* Material to process
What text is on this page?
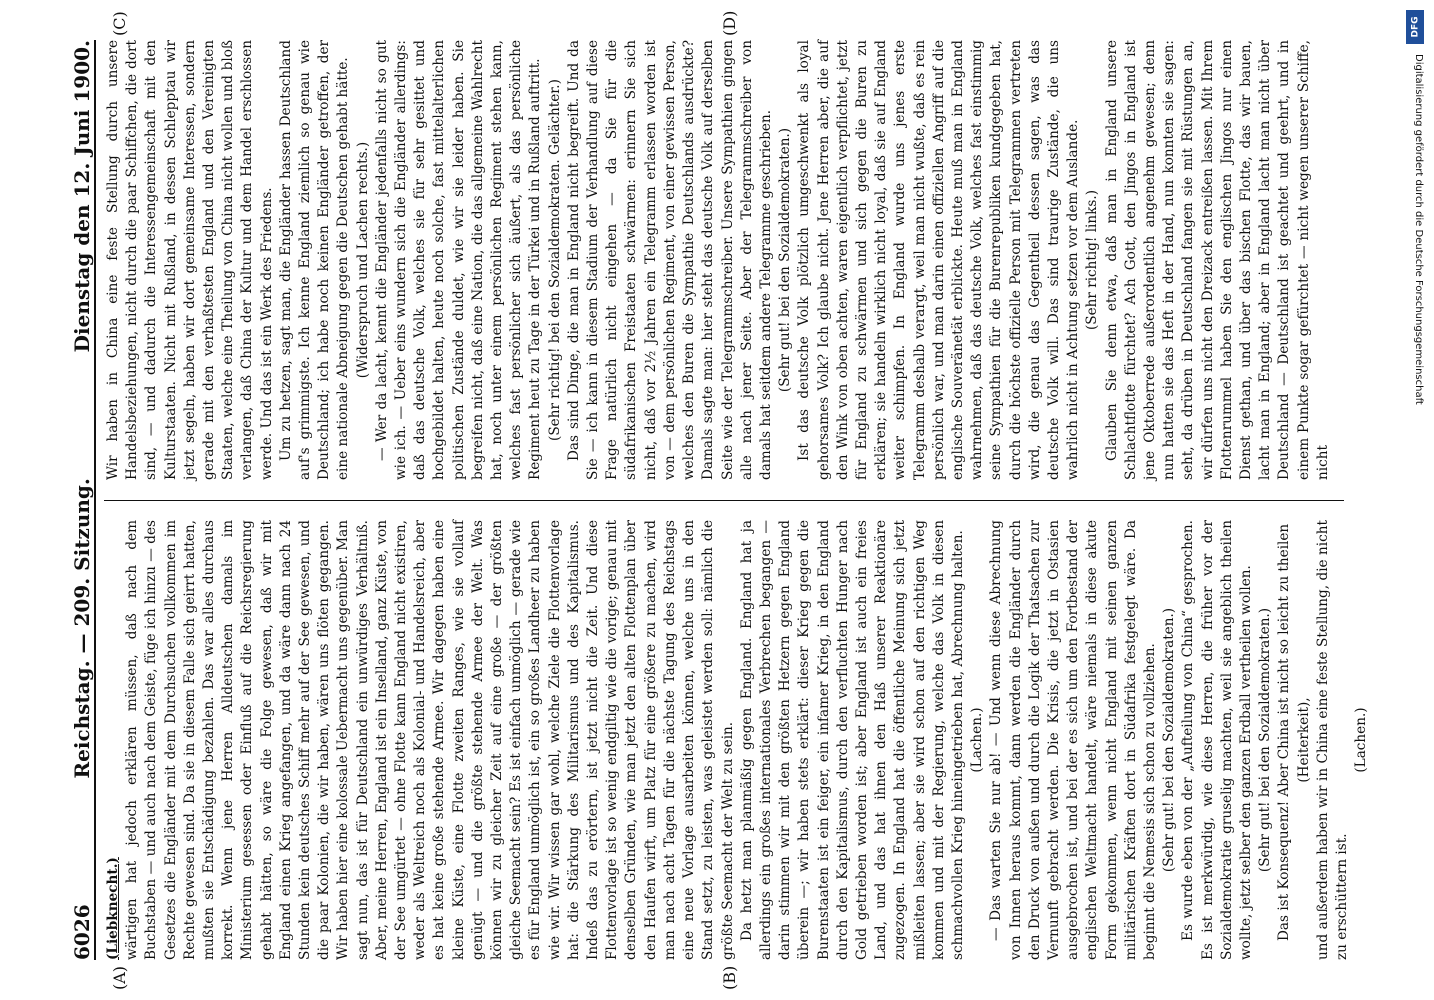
6026
Reichstag. — 209. Sitzung.
Dienstag den 12. Juni 1900.
(A)	(B)
(C)	(D)

(Liebknecht.) wärtigen hat jedoch erklären müssen, daß nach dem Buchstaben — und auch nach dem Geiste, füge ich hinzu — des Gesetzes die Engländer mit dem Durchsuchen vollkommen im Rechte gewesen sind. Da sie in diesem Falle sich geirrt hatten, mußten sie Entschädigung bezahlen. Das war alles durchaus korrekt. Wenn jene Herren Alldeutschen damals im Ministerium gesessen oder Einfluß auf die Reichsregierung gehabt hätten, so wäre die Folge gewesen, daß wir mit England einen Krieg angefangen, und da wäre dann nach 24 Stunden kein deutsches Schiff mehr auf der See gewesen, und die paar Kolonien, die wir haben, wären uns flöten gegangen. Wir haben hier eine kolossale Uebermacht uns gegenüber. Man sagt nun, das ist für Deutschland ein unwürdiges Verhältniß. Aber, meine Herren, England ist ein Inselland, ganz Küste, von der See umgürtet — ohne Flotte kann England nicht existiren, weder als Weltreich noch als Kolonial- und Handelsreich, aber es hat keine große stehende Armee. Wir dagegen haben eine kleine Küste, eine Flotte zweiten Ranges, wie sie vollauf genügt — und die größte stehende Armee der Welt. Was können wir zu gleicher Zeit auf eine große — der größten gleiche Seemacht sein? Es ist einfach unmöglich — gerade wie es für England unmöglich ist, ein so großes Landheer zu haben wie wir. Wir wissen gar wohl, welche Ziele die Flottenvorlage hat: die Stärkung des Militarismus und des Kapitalismus. Indeß das zu erörtern, ist jetzt nicht die Zeit. Und diese Flottenvorlage ist so wenig endgiltig wie die vorige; genau mit denselben Gründen, wie man jetzt den alten Flottenplan über den Haufen wirft, um Platz für eine größere zu machen, wird man nach acht Tagen für die nächste Tagung des Reichstags eine neue Vorlage ausarbeiten können, welche uns in den Stand setzt, zu leisten, was geleistet werden soll: nämlich die größte Seemacht der Welt zu sein. Da hetzt man planmäßig gegen England. England hat ja allerdings ein großes internationales Verbrechen begangen — darin stimmen wir mit den größten Hetzern gegen England überein —; wir haben stets erklärt: dieser Krieg gegen die Burenstaaten ist ein feiger, ein infamer Krieg, in den England durch den Kapitalismus, durch den verfluchten Hunger nach Gold getrieben worden ist; aber England ist auch ein freies Land, und das hat ihnen den Haß unserer Reaktionäre zugezogen. In England hat die öffentliche Meinung sich jetzt mißleiten lassen; aber sie wird schon auf den richtigen Weg kommen und mit der Regierung, welche das Volk in diesen schmachvollen Krieg hineingetrieben hat, Abrechnung halten. (Lachen.) — Das warten Sie nur ab! — Und wenn diese Abrechnung von Innen heraus kommt, dann werden die Engländer durch den Druck von außen und durch die Logik der Thatsachen zur Vernunft gebracht werden. Die Krisis, die jetzt in Ostasien ausgebrochen ist, und bei der es sich um den Fortbestand der englischen Weltmacht handelt, wäre niemals in diese akute Form gekommen, wenn nicht England mit seinen ganzen militärischen Kräften dort in Südafrika festgelegt wäre. Da beginnt die Nemesis sich schon zu vollziehen. (Sehr gut! bei den Sozialdemokraten.) Es wurde eben von der „Aufteilung von China“ gesprochen. Es ist merkwürdig, wie diese Herren, die früher vor der Sozialdemokratie gruselig machten, weil sie angeblich theilen wollte, jetzt selber den ganzen Erdball vertheilen wollen. (Sehr gut! bei den Sozialdemokraten.) Das ist Konsequenz! Aber China ist nicht so leicht zu theilen (Heiterkeit), und außerdem haben wir in China eine feste Stellung, die nicht zu erschüttern ist.

(Lachen.)

Wir haben in China eine feste Stellung durch unsere Handelsbeziehungen, nicht durch die paar Schiffchen, die dort sind, — und dadurch die Interessengemeinschaft mit den Kulturstaaten. Nicht mit Rußland, in dessen Schlepptau wir jetzt segeln, haben wir dort gemeinsame Interessen, sondern gerade mit den verhaßtesten England und den Vereinigten Staaten, welche eine Theilung von China nicht wollen und bloß verlangen, daß China der Kultur und dem Handel erschlossen werde. Und das ist ein Werk des Friedens. Um zu hetzen, sagt man, die Engländer hassen Deutschland auf's grimmigste. Ich kenne England ziemlich so genau wie Deutschland; ich habe noch keinen Engländer getroffen, der eine nationale Abneigung gegen die Deutschen gehabt hätte. (Widerspruch und Lachen rechts.) — Wer da lacht, kennt die Engländer jedenfalls nicht so gut wie ich. — Ueber eins wundern sich die Engländer allerdings: daß das deutsche Volk, welches sie für sehr gesittet und hochgebildet halten, heute noch solche, fast mittelalterlichen politischen Zustände duldet, wie wir sie leider haben. Sie begreifen nicht, daß eine Nation, die das allgemeine Wahlrecht hat, noch unter einem persönlichen Regiment stehen kann, welches fast persönlicher sich äußert, als das persönliche Regiment heut zu Tage in der Türkei und in Rußland auftritt. (Sehr richtig! bei den Sozialdemokraten. Gelächter.) Das sind Dinge, die man in England nicht begreift. Und da Sie — ich kann in diesem Stadium der Verhandlung auf diese Frage natürlich nicht eingehen — da Sie für die südafrikanischen Freistaaten schwärmen: erinnern Sie sich nicht, daß vor 2½ Jahren ein Telegramm erlassen worden ist von — dem persönlichen Regiment, von einer gewissen Person, welches den Buren die Sympathie Deutschlands ausdrückte? Damals sagte man: hier steht das deutsche Volk auf derselben Seite wie der Telegrammschreiber. Unsere Sympathien gingen alle nach jener Seite. Aber der Telegrammschreiber von damals hat seitdem andere Telegramme geschrieben. (Sehr gut! bei den Sozialdemokraten.) Ist das deutsche Volk plötzlich umgeschwenkt als loyal gehorsames Volk? Ich glaube nicht. Jene Herren aber, die auf den Wink von oben achten, waren eigentlich verpflichtet, jetzt für England zu schwärmen und sich gegen die Buren zu erklären; sie handeln wirklich nicht loyal, daß sie auf England weiter schimpfen. In England wurde uns jenes erste Telegramm deshalb verargt, weil man nicht wußte, daß es rein persönlich war, und man darin einen offiziellen Angriff auf die englische Souveränetät erblickte. Heute muß man in England wahrnehmen, daß das deutsche Volk, welches fast einstimmig seine Sympathien für die Burenrepubliken kundgegeben hat, durch die höchste offizielle Person mit Telegrammen vertreten wird, die genau das Gegentheil dessen sagen, was das deutsche Volk will. Das sind traurige Zustände, die uns wahrlich nicht in Achtung setzen vor dem Auslande. (Sehr richtig! links.) Glauben Sie denn etwa, daß man in England unsere Schlachtflotte fürchtet? Ach Gott, den Jingos in England ist jene Oktoberrede außerordentlich angenehm gewesen; denn nun hatten sie das Heft in der Hand, nun konnten sie sagen: seht, da drüben in Deutschland fangen sie mit Rüstungen an, wir dürfen uns nicht den Dreizack entreißen lassen. Mit Ihrem Flottenrummel haben Sie den englischen Jingos nur einen Dienst gethan, und über das bischen Flotte, das wir bauen, lacht man in England; aber in England lacht man nicht über Deutschland — Deutschland ist geachtet und geehrt, und in einem Punkte sogar gefürchtet — nicht wegen unserer Schiffe, nicht

DFG
Digitalisierung gefördert durch die Deutsche Forschungsgemeinschaft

* Task description
Give the data again exactly as written, with all pictures left out.

* Task result
What text is on this page?
6026
Reichstag. — 209. Sitzung.
Dienstag den 12. Juni 1900.
(A)	(B)
(C)	(D)

(Liebknecht.) wärtigen hat jedoch erklären müssen, daß nach dem Buchstaben — und auch nach dem Geiste, füge ich hinzu — des Gesetzes die Engländer mit dem Durchsuchen vollkommen im Rechte gewesen sind. Da sie in diesem Falle sich geirrt hatten, mußten sie Entschädigung bezahlen. Das war alles durchaus korrekt. Wenn jene Herren Alldeutschen damals im Ministerium gesessen oder Einfluß auf die Reichsregierung gehabt hätten, so wäre die Folge gewesen, daß wir mit England einen Krieg angefangen, und da wäre dann nach 24 Stunden kein deutsches Schiff mehr auf der See gewesen, und die paar Kolonien, die wir haben, wären uns flöten gegangen. Wir haben hier eine kolossale Uebermacht uns gegenüber. Man sagt nun, das ist für Deutschland ein unwürdiges Verhältniß. Aber, meine Herren, England ist ein Inselland, ganz Küste, von der See umgürtet — ohne Flotte kann England nicht existiren, weder als Weltreich noch als Kolonial- und Handelsreich, aber es hat keine große stehende Armee. Wir dagegen haben eine kleine Küste, eine Flotte zweiten Ranges, wie sie vollauf genügt — und die größte stehende Armee der Welt. Was können wir zu gleicher Zeit auf eine große — der größten gleiche Seemacht sein? Es ist einfach unmöglich — gerade wie es für England unmöglich ist, ein so großes Landheer zu haben wie wir. Wir wissen gar wohl, welche Ziele die Flottenvorlage hat: die Stärkung des Militarismus und des Kapitalismus. Indeß das zu erörtern, ist jetzt nicht die Zeit. Und diese Flottenvorlage ist so wenig endgiltig wie die vorige; genau mit denselben Gründen, wie man jetzt den alten Flottenplan über den Haufen wirft, um Platz für eine größere zu machen, wird man nach acht Tagen für die nächste Tagung des Reichstags eine neue Vorlage ausarbeiten können, welche uns in den Stand setzt, zu leisten, was geleistet werden soll: nämlich die größte Seemacht der Welt zu sein. Da hetzt man planmäßig gegen England. England hat ja allerdings ein großes internationales Verbrechen begangen — darin stimmen wir mit den größten Hetzern gegen England überein —; wir haben stets erklärt: dieser Krieg gegen die Burenstaaten ist ein feiger, ein infamer Krieg, in den England durch den Kapitalismus, durch den verfluchten Hunger nach Gold getrieben worden ist; aber England ist auch ein freies Land, und das hat ihnen den Haß unserer Reaktionäre zugezogen. In England hat die öffentliche Meinung sich jetzt mißleiten lassen; aber sie wird schon auf den richtigen Weg kommen und mit der Regierung, welche das Volk in diesen schmachvollen Krieg hineingetrieben hat, Abrechnung halten. (Lachen.) — Das warten Sie nur ab! — Und wenn diese Abrechnung von Innen heraus kommt, dann werden die Engländer durch den Druck von außen und durch die Logik der Thatsachen zur Vernunft gebracht werden. Die Krisis, die jetzt in Ostasien ausgebrochen ist, und bei der es sich um den Fortbestand der englischen Weltmacht handelt, wäre niemals in diese akute Form gekommen, wenn nicht England mit seinen ganzen militärischen Kräften dort in Südafrika festgelegt wäre. Da beginnt die Nemesis sich schon zu vollziehen. (Sehr gut! bei den Sozialdemokraten.) Es wurde eben von der „Aufteilung von China“ gesprochen. Es ist merkwürdig, wie diese Herren, die früher vor der Sozialdemokratie gruselig machten, weil sie angeblich theilen wollte, jetzt selber den ganzen Erdball vertheilen wollen. (Sehr gut! bei den Sozialdemokraten.) Das ist Konsequenz! Aber China ist nicht so leicht zu theilen (Heiterkeit), und außerdem haben wir in China eine feste Stellung, die nicht zu erschüttern ist.

(Lachen.)

Wir haben in China eine feste Stellung durch unsere Handelsbeziehungen, nicht durch die paar Schiffchen, die dort sind, — und dadurch die Interessengemeinschaft mit den Kulturstaaten. Nicht mit Rußland, in dessen Schlepptau wir jetzt segeln, haben wir dort gemeinsame Interessen, sondern gerade mit den verhaßtesten England und den Vereinigten Staaten, welche eine Theilung von China nicht wollen und bloß verlangen, daß China der Kultur und dem Handel erschlossen werde. Und das ist ein Werk des Friedens. Um zu hetzen, sagt man, die Engländer hassen Deutschland auf's grimmigste. Ich kenne England ziemlich so genau wie Deutschland; ich habe noch keinen Engländer getroffen, der eine nationale Abneigung gegen die Deutschen gehabt hätte. (Widerspruch und Lachen rechts.) — Wer da lacht, kennt die Engländer jedenfalls nicht so gut wie ich. — Ueber eins wundern sich die Engländer allerdings: daß das deutsche Volk, welches sie für sehr gesittet und hochgebildet halten, heute noch solche, fast mittelalterlichen politischen Zustände duldet, wie wir sie leider haben. Sie begreifen nicht, daß eine Nation, die das allgemeine Wahlrecht hat, noch unter einem persönlichen Regiment stehen kann, welches fast persönlicher sich äußert, als das persönliche Regiment heut zu Tage in der Türkei und in Rußland auftritt. (Sehr richtig! bei den Sozialdemokraten. Gelächter.) Das sind Dinge, die man in England nicht begreift. Und da Sie — ich kann in diesem Stadium der Verhandlung auf diese Frage natürlich nicht eingehen — da Sie für die südafrikanischen Freistaaten schwärmen: erinnern Sie sich nicht, daß vor 2½ Jahren ein Telegramm erlassen worden ist von — dem persönlichen Regiment, von einer gewissen Person, welches den Buren die Sympathie Deutschlands ausdrückte? Damals sagte man: hier steht das deutsche Volk auf derselben Seite wie der Telegrammschreiber. Unsere Sympathien gingen alle nach jener Seite. Aber der Telegrammschreiber von damals hat seitdem andere Telegramme geschrieben. (Sehr gut! bei den Sozialdemokraten.) Ist das deutsche Volk plötzlich umgeschwenkt als loyal gehorsames Volk? Ich glaube nicht. Jene Herren aber, die auf den Wink von oben achten, waren eigentlich verpflichtet, jetzt für England zu schwärmen und sich gegen die Buren zu erklären; sie handeln wirklich nicht loyal, daß sie auf England weiter schimpfen. In England wurde uns jenes erste Telegramm deshalb verargt, weil man nicht wußte, daß es rein persönlich war, und man darin einen offiziellen Angriff auf die englische Souveränetät erblickte. Heute muß man in England wahrnehmen, daß das deutsche Volk, welches fast einstimmig seine Sympathien für die Burenrepubliken kundgegeben hat, durch die höchste offizielle Person mit Telegrammen vertreten wird, die genau das Gegentheil dessen sagen, was das deutsche Volk will. Das sind traurige Zustände, die uns wahrlich nicht in Achtung setzen vor dem Auslande. (Sehr richtig! links.) Glauben Sie denn etwa, daß man in England unsere Schlachtflotte fürchtet? Ach Gott, den Jingos in England ist jene Oktoberrede außerordentlich angenehm gewesen; denn nun hatten sie das Heft in der Hand, nun konnten sie sagen: seht, da drüben in Deutschland fangen sie mit Rüstungen an, wir dürfen uns nicht den Dreizack entreißen lassen. Mit Ihrem Flottenrummel haben Sie den englischen Jingos nur einen Dienst gethan, und über das bischen Flotte, das wir bauen, lacht man in England; aber in England lacht man nicht über Deutschland — Deutschland ist geachtet und geehrt, und in einem Punkte sogar gefürchtet — nicht wegen unserer Schiffe, nicht

DFG
Digitalisierung gefördert durch die Deutsche Forschungsgemeinschaft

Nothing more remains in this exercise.